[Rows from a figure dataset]
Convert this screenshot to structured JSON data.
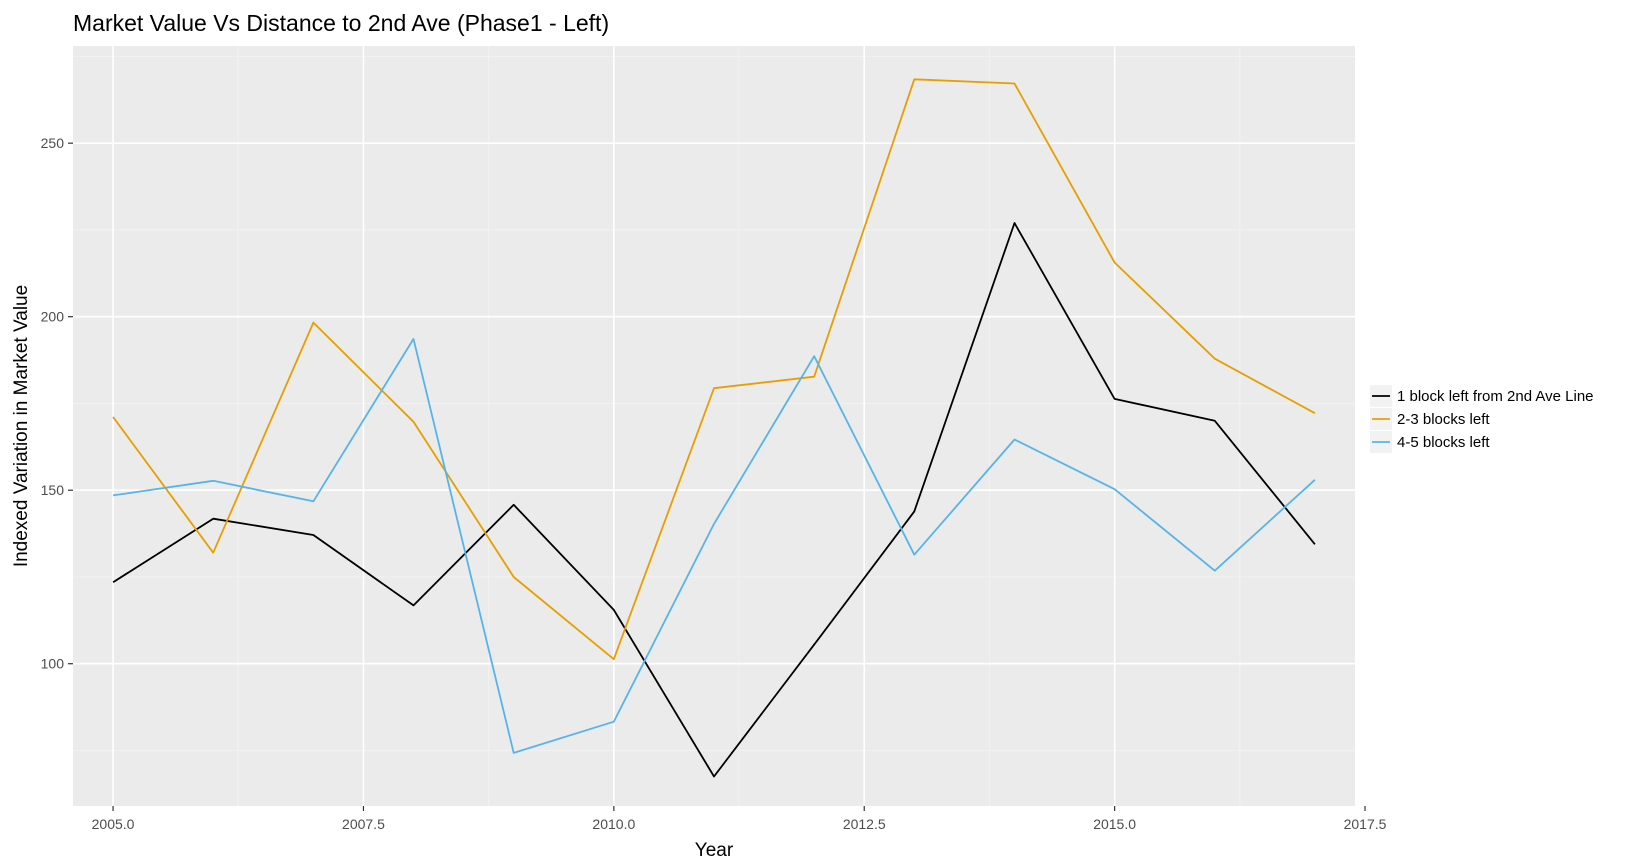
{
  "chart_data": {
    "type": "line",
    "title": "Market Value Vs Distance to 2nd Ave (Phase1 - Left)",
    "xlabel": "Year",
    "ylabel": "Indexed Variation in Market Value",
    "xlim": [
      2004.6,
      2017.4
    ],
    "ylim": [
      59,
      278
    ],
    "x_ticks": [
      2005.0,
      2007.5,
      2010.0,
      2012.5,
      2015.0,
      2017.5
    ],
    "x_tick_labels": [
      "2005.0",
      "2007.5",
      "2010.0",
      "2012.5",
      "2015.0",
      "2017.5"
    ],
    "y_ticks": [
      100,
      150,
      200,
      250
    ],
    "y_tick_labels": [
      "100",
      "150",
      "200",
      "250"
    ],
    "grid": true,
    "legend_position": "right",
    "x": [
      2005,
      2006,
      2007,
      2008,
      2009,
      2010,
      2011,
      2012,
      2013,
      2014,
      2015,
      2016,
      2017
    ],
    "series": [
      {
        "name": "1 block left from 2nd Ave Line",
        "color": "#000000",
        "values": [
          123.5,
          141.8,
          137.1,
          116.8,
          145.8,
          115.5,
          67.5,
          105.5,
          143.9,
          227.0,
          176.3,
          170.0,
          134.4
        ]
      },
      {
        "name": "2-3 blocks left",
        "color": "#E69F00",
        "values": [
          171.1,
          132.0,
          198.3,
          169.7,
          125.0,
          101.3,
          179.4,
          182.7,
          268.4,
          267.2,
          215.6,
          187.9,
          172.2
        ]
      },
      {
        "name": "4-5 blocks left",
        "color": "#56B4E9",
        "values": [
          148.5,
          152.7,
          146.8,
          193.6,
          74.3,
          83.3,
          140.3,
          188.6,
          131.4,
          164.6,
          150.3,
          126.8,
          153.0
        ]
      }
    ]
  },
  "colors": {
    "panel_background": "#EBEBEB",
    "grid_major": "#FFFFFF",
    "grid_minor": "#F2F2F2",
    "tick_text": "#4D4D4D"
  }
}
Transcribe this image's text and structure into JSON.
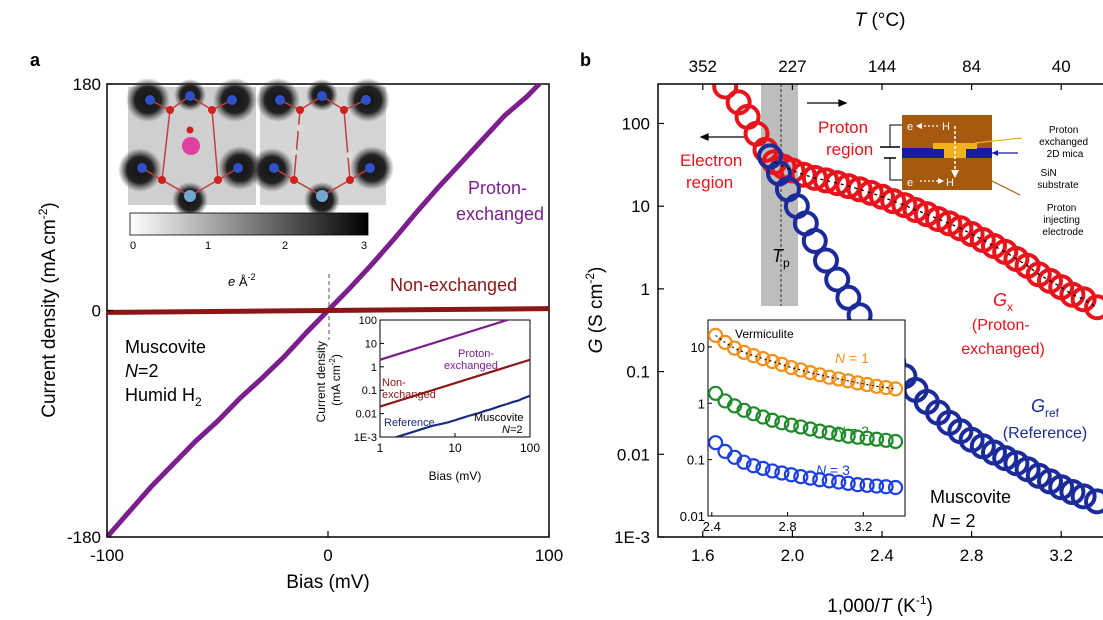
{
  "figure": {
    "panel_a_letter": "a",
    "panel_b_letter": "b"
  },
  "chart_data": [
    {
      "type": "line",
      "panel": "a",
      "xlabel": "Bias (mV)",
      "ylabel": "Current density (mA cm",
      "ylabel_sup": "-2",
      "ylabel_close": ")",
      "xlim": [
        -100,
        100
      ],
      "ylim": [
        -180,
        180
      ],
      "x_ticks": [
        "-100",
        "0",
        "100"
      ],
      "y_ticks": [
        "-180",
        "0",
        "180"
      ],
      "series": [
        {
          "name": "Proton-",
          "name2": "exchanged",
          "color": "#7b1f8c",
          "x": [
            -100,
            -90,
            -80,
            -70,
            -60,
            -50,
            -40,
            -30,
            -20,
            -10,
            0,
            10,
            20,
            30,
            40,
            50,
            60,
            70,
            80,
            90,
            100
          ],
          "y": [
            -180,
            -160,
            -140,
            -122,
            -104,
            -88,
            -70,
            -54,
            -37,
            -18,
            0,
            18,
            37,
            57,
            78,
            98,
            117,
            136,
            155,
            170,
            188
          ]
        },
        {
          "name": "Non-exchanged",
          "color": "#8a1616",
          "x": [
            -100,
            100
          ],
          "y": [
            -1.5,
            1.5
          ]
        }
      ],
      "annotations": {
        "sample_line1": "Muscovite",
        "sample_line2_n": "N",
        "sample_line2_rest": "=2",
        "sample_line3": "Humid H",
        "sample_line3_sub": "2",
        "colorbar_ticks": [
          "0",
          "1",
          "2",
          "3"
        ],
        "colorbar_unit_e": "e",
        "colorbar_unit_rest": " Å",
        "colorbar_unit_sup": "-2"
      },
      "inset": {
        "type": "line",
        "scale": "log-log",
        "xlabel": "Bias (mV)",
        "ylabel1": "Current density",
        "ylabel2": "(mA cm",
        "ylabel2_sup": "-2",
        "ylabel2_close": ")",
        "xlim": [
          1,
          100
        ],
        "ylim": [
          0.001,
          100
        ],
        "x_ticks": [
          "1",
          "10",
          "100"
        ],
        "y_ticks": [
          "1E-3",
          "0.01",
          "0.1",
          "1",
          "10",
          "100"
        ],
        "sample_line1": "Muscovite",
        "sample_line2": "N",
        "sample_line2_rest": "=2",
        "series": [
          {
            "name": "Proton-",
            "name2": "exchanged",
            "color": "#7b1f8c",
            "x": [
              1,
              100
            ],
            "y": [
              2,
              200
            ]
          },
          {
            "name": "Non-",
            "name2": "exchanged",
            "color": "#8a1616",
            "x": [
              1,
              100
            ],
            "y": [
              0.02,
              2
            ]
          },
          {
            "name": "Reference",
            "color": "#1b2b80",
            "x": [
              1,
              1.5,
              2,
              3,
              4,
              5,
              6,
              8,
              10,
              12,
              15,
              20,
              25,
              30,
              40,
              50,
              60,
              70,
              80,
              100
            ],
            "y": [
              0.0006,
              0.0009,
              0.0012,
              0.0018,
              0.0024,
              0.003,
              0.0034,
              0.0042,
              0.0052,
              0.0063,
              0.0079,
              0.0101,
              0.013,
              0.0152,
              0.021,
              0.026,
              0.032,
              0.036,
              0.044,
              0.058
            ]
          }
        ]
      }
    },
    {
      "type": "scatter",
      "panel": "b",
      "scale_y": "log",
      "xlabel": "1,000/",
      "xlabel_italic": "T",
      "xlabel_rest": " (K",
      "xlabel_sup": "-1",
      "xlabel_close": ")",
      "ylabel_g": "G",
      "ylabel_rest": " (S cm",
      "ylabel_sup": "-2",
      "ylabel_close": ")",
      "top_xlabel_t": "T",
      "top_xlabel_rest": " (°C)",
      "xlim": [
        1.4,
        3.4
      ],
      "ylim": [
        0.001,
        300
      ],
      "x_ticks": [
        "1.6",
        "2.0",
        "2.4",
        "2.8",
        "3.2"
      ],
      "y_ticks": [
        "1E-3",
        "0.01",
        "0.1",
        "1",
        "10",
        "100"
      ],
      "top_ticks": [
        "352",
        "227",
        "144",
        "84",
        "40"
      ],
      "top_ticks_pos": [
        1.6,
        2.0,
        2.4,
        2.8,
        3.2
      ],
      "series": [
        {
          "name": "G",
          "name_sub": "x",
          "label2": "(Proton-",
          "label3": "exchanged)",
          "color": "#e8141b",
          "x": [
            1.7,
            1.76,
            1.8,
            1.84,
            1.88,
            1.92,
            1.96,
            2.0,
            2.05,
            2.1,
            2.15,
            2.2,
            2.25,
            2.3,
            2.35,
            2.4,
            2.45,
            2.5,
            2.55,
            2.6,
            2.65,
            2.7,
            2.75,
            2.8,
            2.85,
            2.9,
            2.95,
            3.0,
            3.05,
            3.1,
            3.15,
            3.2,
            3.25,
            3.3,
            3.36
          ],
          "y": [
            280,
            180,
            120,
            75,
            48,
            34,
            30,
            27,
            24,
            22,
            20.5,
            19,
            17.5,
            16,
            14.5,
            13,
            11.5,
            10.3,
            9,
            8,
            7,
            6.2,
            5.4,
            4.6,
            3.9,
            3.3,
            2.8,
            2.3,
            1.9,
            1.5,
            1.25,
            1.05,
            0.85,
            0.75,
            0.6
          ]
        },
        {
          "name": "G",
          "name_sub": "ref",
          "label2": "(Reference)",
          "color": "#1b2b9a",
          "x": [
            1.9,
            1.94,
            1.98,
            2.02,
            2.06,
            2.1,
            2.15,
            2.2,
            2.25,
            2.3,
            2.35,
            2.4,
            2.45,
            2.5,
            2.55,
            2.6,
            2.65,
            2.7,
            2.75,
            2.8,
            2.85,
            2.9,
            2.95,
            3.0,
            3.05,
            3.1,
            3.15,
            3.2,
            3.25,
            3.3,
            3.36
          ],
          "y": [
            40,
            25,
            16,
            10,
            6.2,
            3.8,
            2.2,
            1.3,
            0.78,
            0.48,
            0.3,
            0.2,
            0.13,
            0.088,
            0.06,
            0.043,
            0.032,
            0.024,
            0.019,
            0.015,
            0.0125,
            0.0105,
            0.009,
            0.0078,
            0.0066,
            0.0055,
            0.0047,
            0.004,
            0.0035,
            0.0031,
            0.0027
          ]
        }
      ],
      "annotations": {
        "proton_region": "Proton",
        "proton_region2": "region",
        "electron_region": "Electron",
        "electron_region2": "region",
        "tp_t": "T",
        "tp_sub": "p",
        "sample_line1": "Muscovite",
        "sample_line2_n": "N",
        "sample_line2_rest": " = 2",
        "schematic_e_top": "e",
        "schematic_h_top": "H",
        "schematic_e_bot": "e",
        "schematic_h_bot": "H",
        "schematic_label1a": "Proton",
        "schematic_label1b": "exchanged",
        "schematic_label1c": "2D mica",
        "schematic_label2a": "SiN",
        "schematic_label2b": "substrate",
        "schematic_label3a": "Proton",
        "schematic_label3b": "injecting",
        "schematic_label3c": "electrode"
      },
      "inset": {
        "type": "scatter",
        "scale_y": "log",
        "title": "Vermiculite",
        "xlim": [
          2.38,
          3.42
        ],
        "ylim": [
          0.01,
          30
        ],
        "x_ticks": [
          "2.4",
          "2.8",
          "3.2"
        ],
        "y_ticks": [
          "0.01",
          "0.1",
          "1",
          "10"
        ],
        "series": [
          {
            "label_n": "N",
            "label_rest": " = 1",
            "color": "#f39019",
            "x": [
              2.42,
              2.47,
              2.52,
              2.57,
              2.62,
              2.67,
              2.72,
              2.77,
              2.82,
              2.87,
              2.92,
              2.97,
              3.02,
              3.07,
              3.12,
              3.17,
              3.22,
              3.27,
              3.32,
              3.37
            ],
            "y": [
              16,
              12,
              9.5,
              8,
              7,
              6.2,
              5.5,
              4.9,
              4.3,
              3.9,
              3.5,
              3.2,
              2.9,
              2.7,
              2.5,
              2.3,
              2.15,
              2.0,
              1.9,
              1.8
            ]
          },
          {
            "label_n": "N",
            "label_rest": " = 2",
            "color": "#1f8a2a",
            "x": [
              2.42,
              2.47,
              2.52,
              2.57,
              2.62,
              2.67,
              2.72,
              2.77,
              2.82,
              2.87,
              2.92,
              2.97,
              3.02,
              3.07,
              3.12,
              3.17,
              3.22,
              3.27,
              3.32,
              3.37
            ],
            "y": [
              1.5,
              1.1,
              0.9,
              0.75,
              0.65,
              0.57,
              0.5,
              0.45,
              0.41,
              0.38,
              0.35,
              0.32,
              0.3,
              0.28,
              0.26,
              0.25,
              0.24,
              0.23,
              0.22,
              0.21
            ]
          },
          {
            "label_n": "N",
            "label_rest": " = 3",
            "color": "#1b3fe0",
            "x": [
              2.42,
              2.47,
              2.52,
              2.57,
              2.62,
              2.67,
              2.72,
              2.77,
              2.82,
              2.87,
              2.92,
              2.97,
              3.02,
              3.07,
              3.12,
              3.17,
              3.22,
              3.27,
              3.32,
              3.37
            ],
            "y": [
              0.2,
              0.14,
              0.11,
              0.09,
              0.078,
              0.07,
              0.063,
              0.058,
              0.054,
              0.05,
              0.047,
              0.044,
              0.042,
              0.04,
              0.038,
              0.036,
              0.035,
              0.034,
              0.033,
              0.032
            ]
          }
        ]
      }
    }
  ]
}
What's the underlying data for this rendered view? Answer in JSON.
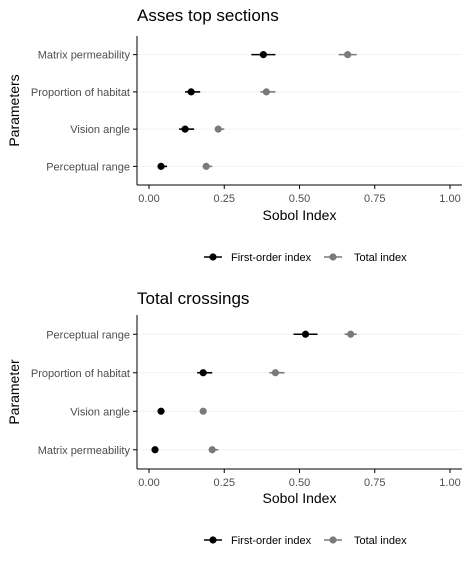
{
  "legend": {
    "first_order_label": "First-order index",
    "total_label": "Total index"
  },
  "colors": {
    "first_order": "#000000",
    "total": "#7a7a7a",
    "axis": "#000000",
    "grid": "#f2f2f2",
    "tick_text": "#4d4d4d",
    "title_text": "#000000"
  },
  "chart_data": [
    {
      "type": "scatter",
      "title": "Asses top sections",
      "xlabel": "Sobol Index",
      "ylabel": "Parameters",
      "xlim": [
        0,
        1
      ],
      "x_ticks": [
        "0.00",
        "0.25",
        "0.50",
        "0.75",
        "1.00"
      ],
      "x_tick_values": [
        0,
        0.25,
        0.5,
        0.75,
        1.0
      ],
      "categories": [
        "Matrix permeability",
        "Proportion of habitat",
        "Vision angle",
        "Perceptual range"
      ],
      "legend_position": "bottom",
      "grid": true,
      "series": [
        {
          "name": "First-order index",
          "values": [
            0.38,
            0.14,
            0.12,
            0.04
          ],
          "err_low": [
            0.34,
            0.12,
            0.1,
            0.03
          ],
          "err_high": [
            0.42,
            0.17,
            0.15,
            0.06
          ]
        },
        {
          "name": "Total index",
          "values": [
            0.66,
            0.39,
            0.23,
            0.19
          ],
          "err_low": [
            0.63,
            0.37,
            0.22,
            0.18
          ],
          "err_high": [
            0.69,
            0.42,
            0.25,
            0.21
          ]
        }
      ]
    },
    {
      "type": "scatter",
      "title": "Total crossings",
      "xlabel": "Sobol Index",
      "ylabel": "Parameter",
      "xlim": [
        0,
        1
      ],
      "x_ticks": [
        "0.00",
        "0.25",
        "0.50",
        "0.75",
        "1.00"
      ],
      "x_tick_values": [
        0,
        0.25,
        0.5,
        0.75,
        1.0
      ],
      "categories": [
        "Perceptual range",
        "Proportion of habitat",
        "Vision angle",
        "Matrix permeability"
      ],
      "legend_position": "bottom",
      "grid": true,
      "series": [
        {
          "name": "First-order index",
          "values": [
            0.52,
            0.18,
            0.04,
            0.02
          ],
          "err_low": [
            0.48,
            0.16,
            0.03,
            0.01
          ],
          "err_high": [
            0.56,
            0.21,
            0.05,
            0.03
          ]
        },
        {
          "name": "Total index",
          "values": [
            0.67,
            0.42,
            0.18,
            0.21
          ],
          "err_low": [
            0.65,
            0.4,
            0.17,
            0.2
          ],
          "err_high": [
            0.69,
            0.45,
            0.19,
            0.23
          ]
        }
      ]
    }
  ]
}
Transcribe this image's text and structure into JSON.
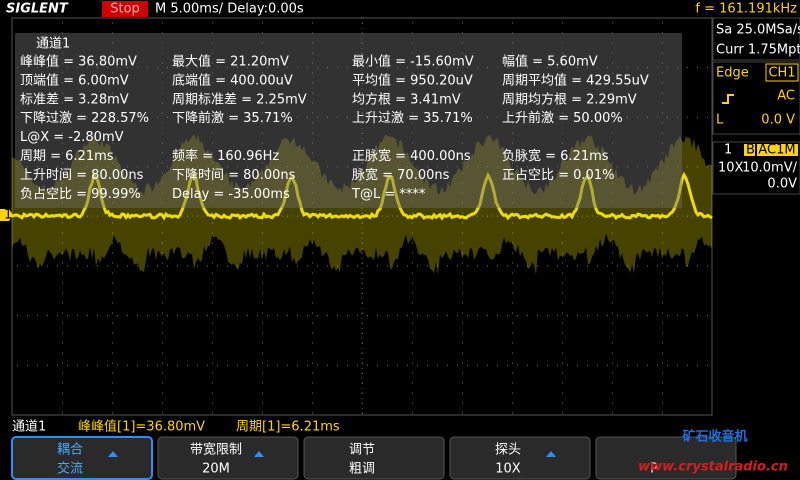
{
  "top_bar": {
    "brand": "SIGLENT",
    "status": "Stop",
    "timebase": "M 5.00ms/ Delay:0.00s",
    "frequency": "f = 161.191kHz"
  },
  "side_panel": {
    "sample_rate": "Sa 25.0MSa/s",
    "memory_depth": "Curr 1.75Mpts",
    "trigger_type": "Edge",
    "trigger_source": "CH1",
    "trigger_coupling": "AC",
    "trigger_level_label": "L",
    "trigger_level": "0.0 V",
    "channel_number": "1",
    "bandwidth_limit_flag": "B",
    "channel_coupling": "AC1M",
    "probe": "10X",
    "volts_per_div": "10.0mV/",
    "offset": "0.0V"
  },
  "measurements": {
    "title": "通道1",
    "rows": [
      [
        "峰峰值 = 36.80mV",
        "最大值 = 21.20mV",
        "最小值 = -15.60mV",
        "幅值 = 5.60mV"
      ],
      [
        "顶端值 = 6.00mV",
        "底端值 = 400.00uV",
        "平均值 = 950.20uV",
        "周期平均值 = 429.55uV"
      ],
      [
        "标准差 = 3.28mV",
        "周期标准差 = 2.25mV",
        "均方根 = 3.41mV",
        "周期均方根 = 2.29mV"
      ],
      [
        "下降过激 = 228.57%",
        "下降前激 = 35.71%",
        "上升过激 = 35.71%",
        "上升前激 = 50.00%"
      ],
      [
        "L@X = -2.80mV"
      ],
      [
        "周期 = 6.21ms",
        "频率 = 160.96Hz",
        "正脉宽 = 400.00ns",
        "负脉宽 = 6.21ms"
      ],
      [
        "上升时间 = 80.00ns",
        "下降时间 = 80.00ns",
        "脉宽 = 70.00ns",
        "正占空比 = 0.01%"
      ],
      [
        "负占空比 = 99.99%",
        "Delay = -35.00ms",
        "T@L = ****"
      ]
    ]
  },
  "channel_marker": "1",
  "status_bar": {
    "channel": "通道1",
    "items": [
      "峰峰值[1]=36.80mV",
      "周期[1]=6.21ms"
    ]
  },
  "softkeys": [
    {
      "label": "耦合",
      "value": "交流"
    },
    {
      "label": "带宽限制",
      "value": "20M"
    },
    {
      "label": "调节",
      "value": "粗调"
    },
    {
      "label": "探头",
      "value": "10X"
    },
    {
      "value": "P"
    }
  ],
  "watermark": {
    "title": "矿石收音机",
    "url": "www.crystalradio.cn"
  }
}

■ **WHAT IS BEING ASKED**
Using the listing above, show each line holding the string "this".

■ **EXERCISE SOLUTION**
Convert this screenshot to structured JSON data.
Transcribe this image's text and structure into JSON.
What's the underlying data for this rendered view? Answer in JSON.
Transcribe this image's text and structure into JSON.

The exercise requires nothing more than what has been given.